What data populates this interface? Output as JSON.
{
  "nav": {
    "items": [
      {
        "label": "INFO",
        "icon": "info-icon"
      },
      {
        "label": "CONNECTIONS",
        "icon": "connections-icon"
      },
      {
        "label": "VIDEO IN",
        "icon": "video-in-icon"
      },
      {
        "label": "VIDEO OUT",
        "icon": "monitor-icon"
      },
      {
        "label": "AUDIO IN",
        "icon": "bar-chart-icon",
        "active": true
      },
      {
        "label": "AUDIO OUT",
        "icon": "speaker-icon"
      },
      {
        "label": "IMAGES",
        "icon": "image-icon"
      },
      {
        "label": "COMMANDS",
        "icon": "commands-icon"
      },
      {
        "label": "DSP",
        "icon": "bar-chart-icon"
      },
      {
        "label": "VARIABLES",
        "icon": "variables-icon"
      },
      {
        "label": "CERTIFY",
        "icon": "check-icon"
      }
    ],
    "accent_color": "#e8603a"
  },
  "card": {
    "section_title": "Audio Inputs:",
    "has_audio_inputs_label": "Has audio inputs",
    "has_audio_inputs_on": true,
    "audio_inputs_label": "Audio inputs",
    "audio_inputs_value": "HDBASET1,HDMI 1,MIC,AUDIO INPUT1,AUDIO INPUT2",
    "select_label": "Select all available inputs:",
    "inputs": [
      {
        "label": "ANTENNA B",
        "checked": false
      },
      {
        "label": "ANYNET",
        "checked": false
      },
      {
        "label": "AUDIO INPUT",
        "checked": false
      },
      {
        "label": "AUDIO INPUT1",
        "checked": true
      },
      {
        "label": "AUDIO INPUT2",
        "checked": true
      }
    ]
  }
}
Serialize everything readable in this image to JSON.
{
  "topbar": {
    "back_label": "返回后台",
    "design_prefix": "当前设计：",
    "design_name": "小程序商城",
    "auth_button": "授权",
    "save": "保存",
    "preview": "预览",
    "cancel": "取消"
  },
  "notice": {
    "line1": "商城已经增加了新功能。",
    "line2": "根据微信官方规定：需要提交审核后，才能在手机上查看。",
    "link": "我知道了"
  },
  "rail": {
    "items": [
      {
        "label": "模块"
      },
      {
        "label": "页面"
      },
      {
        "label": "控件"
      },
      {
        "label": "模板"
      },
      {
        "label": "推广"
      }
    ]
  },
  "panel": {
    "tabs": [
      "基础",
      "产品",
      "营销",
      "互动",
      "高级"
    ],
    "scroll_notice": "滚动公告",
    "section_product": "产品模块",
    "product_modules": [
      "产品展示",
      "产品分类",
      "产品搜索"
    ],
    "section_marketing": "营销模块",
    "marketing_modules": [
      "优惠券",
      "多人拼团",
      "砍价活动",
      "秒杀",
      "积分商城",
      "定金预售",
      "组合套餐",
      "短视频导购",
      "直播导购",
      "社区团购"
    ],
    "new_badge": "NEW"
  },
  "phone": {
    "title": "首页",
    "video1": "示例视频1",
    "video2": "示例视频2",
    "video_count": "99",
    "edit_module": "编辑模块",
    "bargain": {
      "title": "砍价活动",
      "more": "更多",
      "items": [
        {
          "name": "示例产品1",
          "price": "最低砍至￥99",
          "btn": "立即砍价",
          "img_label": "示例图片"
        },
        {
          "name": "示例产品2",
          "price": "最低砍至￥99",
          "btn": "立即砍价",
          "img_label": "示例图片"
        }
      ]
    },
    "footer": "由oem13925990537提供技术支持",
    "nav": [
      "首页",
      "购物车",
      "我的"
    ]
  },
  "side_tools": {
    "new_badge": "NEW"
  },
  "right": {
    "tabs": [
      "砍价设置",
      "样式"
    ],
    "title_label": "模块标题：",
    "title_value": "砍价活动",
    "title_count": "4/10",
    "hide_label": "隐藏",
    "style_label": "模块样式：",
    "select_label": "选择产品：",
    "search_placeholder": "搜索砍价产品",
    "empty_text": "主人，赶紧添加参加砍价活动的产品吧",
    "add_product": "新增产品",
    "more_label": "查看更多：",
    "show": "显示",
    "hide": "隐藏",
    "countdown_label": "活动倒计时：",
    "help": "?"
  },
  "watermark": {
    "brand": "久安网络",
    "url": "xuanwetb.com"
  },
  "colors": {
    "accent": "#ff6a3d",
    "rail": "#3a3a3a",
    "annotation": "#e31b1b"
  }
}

__Stated task__
How many lines in the listing above contain "JSON"? Answer with the number alone.

__Result__
2